* _Goal_: Pick out all lines in the listing holding the string "области" and copy them.
════
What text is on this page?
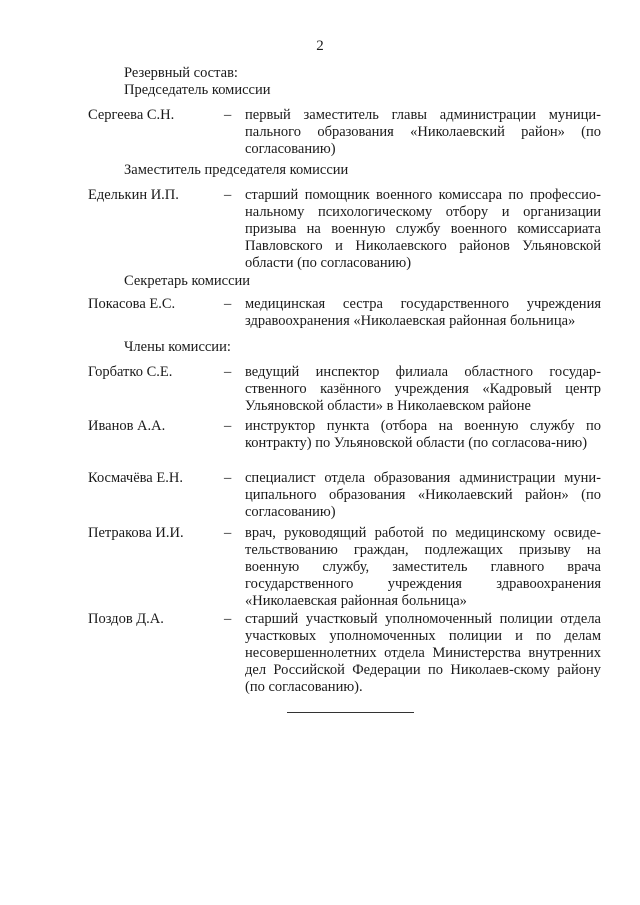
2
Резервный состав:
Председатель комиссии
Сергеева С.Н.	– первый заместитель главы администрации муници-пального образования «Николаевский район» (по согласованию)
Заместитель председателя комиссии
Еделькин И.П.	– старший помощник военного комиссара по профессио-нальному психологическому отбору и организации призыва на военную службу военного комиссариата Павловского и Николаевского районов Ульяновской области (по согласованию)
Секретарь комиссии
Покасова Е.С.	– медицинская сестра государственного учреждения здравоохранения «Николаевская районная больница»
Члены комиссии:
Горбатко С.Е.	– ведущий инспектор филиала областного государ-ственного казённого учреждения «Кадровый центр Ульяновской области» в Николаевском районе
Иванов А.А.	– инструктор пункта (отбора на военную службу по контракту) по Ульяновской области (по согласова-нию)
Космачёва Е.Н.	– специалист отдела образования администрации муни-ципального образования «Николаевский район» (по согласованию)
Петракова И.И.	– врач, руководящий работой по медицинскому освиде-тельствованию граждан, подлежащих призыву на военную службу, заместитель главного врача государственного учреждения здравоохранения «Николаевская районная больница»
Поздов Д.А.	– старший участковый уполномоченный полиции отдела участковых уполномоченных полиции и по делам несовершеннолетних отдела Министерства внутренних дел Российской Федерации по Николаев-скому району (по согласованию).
════
* _The response_:
Еделькин И.П.	– старший помощник военного комиссара по профессио-нальному психологическому отбору и организации призыва на военную службу военного комиссариата Павловского и Николаевского районов Ульяновской области (по согласованию)
Горбатко С.Е.	– ведущий инспектор филиала областного государ-ственного казённого учреждения «Кадровый центр Ульяновской области» в Николаевском районе
Иванов А.А.	– инструктор пункта (отбора на военную службу по контракту) по Ульяновской области (по согласова-нию)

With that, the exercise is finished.